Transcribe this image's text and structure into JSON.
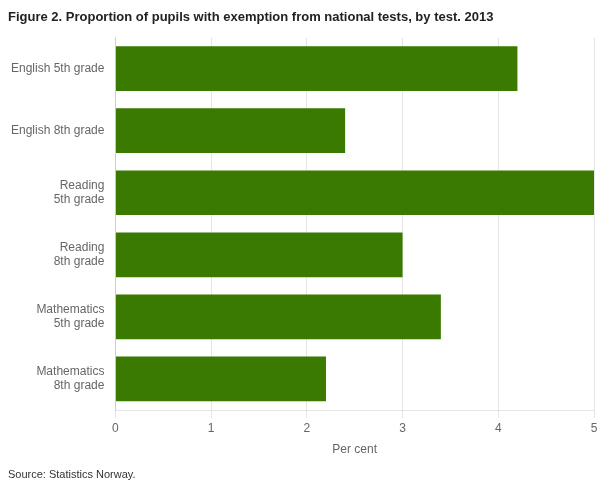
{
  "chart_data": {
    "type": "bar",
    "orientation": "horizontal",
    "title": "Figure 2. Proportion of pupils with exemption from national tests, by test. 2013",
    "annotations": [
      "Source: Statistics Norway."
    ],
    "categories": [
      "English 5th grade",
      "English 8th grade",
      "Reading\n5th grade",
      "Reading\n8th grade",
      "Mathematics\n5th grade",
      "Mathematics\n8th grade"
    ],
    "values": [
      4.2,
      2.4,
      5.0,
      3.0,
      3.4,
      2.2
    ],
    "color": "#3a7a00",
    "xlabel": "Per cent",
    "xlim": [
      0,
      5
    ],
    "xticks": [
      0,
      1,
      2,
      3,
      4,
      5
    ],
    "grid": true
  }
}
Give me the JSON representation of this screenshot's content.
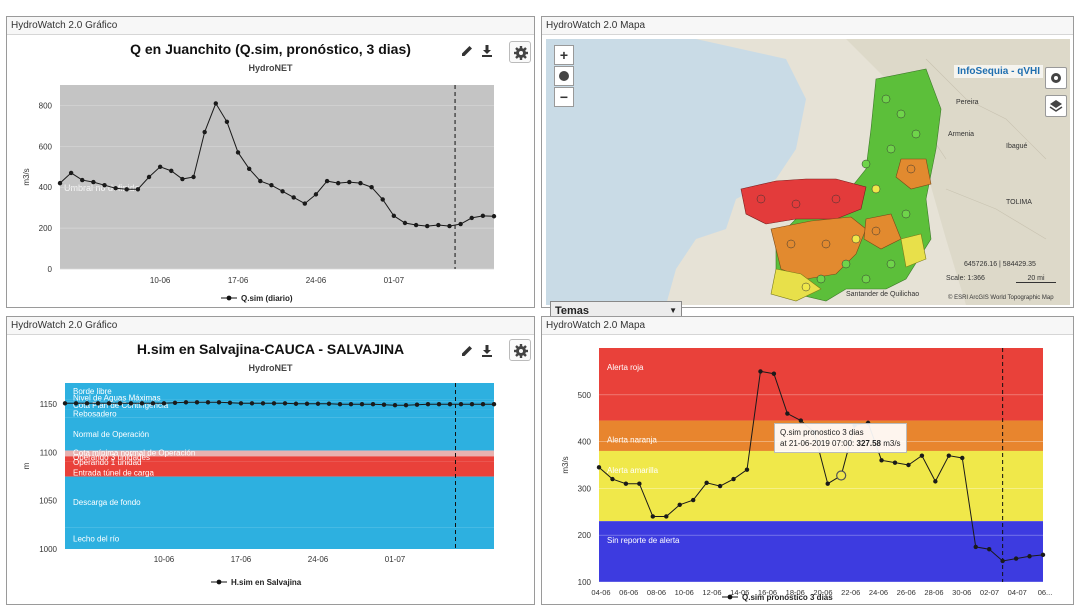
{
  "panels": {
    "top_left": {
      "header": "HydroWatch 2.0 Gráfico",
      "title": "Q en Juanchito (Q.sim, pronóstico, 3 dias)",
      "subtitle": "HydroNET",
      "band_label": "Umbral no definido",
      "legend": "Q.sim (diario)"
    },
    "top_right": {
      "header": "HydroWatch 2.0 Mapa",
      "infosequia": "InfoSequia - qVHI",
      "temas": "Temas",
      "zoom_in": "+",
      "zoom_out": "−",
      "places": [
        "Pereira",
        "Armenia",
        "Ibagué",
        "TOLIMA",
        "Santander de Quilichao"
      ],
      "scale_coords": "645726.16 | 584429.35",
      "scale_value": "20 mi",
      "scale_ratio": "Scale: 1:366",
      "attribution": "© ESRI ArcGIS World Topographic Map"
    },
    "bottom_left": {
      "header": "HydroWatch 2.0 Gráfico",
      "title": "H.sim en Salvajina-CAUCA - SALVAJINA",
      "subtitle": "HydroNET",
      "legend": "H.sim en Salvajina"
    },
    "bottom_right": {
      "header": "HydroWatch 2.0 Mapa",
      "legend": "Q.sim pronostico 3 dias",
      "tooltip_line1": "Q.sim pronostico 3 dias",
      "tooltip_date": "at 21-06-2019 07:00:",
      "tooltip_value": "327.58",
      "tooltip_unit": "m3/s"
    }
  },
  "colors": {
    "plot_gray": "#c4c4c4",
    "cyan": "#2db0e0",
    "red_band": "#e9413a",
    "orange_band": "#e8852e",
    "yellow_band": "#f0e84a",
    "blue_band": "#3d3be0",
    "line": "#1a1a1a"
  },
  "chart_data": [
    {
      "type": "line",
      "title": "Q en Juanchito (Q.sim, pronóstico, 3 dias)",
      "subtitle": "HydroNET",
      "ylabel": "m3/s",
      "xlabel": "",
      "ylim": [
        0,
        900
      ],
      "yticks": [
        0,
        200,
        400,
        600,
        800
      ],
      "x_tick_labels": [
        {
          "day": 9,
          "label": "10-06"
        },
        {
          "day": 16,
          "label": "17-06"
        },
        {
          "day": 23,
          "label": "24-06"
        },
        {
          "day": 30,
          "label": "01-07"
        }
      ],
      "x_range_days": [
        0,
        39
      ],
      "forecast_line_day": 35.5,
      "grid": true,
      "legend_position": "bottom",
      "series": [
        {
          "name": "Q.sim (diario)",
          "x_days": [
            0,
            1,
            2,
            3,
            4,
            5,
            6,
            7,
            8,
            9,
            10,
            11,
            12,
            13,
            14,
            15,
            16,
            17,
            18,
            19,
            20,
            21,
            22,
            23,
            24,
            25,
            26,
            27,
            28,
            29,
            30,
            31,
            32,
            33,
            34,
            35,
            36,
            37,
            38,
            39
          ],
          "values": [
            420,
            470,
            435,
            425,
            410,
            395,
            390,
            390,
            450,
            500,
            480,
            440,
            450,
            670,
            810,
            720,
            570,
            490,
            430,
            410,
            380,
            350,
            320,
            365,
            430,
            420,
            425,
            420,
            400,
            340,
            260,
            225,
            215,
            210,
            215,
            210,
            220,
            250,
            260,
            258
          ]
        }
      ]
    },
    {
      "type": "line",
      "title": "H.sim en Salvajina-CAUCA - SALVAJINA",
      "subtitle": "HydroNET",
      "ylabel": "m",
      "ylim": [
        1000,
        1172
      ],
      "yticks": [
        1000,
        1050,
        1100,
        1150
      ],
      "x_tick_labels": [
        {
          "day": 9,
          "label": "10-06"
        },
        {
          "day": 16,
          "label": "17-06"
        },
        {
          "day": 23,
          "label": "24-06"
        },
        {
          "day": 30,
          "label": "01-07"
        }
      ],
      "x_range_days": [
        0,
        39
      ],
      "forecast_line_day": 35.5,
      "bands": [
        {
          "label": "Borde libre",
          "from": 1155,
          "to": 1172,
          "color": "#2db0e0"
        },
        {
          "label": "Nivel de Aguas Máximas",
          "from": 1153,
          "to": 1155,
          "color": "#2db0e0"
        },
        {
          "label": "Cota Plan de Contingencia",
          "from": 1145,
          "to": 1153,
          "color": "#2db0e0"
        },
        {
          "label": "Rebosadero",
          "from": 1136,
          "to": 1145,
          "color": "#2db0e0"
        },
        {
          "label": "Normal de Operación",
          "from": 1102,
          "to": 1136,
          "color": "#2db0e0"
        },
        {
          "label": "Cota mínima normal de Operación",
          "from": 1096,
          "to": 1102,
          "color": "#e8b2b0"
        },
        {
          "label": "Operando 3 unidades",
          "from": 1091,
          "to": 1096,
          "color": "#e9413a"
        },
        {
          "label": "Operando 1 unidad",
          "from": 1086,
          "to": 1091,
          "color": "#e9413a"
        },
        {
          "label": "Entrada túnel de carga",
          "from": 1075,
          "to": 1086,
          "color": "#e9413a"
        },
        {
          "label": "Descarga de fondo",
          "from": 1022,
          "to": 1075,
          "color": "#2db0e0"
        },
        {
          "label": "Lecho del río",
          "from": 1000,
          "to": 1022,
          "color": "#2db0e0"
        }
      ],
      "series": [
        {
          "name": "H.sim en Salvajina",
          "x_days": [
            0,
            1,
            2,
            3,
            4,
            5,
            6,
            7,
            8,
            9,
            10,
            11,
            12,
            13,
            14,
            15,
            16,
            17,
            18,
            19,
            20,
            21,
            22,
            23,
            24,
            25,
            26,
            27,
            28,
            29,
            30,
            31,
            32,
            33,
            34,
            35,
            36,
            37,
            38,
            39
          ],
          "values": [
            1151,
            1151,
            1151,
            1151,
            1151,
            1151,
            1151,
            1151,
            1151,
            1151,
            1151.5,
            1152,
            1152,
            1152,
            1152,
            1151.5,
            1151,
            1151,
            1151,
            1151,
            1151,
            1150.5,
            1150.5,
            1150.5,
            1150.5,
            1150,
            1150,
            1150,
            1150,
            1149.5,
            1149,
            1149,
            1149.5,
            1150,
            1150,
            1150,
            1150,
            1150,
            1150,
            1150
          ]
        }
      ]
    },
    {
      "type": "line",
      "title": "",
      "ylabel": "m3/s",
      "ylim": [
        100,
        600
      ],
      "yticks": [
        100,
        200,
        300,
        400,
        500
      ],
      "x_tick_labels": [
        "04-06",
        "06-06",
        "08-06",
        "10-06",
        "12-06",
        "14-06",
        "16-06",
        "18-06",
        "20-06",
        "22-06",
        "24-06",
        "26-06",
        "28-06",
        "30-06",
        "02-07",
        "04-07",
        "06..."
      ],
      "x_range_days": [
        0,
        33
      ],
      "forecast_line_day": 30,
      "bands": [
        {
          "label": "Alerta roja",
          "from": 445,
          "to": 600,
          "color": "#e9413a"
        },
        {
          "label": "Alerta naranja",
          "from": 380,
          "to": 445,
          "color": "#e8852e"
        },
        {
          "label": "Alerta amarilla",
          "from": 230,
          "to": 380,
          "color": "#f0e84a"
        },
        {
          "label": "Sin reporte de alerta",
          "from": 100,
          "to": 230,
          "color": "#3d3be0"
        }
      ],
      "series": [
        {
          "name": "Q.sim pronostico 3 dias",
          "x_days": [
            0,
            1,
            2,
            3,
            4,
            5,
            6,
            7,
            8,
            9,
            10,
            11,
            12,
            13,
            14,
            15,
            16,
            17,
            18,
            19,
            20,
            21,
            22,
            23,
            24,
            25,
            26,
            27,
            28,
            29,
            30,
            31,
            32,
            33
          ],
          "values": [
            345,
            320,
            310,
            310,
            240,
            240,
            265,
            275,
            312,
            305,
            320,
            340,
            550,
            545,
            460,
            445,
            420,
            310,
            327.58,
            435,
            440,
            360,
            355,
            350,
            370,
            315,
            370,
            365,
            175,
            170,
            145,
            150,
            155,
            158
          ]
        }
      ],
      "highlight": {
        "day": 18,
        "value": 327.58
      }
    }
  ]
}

==

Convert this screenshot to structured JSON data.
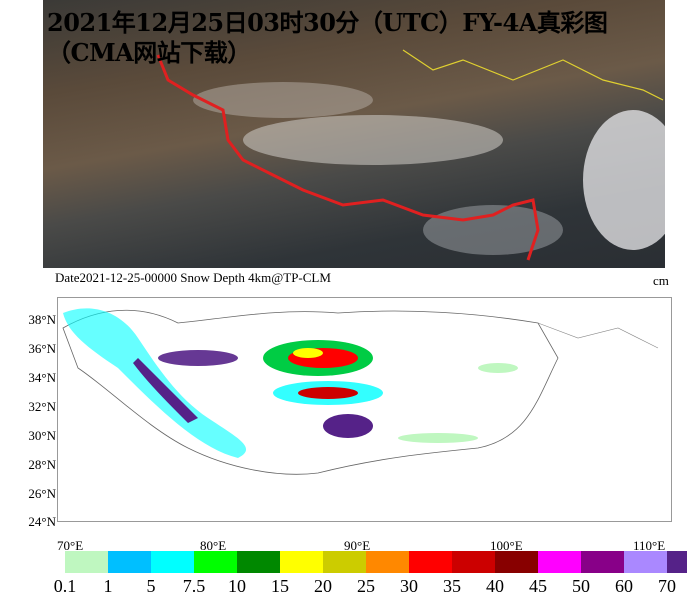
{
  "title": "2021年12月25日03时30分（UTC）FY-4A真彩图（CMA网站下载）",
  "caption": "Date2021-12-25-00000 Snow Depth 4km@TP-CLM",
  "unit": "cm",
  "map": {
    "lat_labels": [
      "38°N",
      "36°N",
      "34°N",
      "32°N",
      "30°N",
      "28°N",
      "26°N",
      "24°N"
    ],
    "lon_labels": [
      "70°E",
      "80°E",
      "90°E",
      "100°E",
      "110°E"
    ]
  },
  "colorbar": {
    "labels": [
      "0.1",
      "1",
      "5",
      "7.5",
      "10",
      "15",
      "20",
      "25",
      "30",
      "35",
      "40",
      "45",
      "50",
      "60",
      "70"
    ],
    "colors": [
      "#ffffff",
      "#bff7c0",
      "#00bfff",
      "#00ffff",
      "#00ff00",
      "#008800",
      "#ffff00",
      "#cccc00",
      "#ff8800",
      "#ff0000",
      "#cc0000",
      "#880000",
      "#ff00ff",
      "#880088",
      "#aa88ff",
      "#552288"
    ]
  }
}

* * *

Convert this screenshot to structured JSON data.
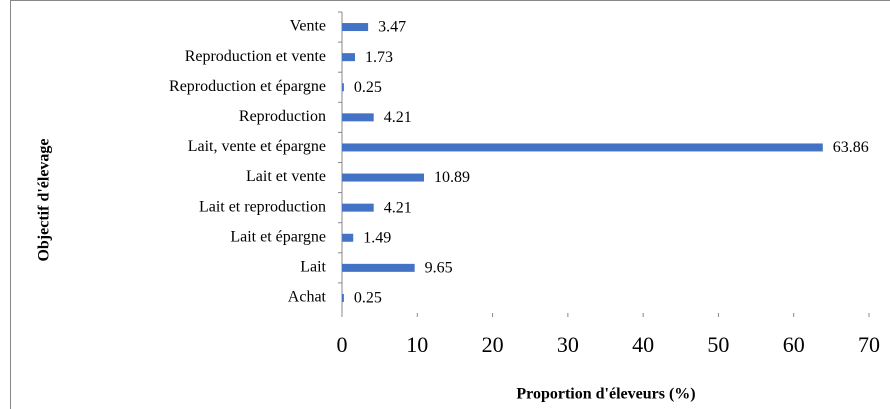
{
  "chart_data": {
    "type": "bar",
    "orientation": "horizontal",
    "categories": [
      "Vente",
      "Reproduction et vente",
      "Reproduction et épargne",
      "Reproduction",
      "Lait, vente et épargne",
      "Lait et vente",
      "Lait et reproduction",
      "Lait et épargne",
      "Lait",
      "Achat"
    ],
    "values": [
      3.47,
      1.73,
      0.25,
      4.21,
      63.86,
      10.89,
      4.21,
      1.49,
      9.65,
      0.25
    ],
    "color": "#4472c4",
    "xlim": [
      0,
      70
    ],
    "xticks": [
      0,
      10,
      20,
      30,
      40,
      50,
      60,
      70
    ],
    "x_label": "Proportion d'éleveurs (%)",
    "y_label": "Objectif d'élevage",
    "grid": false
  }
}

* _Stated exercise_: Say how many lines above contain the string "dias". Answer with the number only.

* _Output of the task_: 5